- _MATERIAL FOR THE TASK_
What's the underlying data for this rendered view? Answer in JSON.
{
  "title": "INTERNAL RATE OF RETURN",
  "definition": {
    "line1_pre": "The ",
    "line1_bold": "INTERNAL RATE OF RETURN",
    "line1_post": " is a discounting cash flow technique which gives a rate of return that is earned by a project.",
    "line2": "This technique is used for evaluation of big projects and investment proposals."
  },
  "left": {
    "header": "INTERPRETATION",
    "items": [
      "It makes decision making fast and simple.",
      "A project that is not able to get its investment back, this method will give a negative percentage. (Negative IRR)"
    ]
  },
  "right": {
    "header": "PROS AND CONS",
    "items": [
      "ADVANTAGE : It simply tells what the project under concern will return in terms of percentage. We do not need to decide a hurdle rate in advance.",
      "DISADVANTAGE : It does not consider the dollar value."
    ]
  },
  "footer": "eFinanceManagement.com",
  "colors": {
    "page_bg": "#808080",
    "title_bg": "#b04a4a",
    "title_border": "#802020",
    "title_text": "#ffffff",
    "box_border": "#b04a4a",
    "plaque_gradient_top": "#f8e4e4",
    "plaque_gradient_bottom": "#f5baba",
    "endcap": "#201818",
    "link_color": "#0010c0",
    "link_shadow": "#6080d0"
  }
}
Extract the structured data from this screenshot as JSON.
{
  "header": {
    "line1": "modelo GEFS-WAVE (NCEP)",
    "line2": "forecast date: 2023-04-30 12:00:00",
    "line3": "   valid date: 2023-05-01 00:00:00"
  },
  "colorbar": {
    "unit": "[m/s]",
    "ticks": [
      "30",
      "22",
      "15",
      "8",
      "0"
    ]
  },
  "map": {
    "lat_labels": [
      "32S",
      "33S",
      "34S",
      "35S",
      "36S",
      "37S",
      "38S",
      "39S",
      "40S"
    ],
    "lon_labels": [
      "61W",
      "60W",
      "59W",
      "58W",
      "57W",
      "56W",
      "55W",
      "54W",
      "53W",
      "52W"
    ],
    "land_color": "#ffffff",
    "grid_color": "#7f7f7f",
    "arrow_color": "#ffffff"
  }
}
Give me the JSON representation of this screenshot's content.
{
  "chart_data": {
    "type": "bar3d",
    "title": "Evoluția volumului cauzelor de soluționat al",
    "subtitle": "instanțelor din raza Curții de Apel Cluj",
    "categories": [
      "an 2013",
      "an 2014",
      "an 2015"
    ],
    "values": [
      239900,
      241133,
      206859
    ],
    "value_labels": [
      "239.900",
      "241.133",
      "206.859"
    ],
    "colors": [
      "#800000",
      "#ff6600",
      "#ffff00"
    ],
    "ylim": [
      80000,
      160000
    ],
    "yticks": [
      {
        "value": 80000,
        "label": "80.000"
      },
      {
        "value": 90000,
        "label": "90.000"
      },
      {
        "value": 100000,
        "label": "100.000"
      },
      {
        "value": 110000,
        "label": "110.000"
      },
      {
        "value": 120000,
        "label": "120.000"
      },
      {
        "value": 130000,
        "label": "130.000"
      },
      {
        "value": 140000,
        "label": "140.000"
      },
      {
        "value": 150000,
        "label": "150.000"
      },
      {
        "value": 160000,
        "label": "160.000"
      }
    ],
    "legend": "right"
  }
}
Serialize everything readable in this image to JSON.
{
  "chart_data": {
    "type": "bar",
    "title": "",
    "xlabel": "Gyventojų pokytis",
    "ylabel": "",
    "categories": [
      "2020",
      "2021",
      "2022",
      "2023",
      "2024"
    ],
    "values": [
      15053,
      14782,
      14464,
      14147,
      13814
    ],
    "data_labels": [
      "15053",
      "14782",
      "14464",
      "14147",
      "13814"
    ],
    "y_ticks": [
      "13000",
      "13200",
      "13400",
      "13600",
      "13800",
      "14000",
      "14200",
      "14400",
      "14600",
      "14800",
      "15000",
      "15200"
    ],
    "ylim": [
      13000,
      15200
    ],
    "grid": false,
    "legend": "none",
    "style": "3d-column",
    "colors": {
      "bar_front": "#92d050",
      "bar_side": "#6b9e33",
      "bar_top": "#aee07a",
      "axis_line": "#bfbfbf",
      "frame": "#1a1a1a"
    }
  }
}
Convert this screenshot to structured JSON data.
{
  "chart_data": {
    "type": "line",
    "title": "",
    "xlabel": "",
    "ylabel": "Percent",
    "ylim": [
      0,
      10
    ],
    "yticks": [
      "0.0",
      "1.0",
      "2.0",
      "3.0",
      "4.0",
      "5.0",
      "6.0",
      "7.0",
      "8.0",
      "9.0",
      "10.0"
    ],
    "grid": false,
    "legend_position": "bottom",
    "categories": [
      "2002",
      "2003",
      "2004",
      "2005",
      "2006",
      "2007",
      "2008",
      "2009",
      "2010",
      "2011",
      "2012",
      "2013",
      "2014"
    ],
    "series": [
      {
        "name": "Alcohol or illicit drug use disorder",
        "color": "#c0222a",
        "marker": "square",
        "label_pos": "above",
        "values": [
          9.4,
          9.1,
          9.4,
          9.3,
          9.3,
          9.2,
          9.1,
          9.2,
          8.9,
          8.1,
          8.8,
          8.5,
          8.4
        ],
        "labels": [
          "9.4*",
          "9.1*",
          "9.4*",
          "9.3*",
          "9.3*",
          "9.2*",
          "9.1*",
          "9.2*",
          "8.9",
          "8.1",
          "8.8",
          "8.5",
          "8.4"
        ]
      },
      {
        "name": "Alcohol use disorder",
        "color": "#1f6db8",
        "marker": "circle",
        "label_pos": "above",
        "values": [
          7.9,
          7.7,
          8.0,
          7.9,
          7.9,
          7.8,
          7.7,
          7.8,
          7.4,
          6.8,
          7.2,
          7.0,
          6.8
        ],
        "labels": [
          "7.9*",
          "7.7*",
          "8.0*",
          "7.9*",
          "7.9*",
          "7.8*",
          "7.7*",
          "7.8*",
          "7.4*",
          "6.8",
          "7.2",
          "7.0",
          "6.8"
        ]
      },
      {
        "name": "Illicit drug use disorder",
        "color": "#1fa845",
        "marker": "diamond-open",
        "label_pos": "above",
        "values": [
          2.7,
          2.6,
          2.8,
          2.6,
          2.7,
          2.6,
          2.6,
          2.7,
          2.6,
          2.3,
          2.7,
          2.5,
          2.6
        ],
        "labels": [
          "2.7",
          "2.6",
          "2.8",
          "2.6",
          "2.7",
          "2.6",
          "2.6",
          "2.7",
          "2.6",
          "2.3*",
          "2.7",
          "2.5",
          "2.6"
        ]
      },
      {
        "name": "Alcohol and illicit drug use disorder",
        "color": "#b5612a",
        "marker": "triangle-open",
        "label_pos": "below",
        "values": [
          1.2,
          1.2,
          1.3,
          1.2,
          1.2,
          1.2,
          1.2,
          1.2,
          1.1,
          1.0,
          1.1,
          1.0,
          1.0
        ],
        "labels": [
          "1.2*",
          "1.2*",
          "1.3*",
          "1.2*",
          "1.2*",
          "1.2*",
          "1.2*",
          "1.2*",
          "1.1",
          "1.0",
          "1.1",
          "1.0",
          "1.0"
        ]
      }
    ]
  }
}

- _EXERCISE DESCRIPTION_
Return all the lines that contain the string "marker".

- _WRITTEN ANSWER_
        "marker": "square",
        "marker": "circle",
        "marker": "diamond-open",
        "marker": "triangle-open",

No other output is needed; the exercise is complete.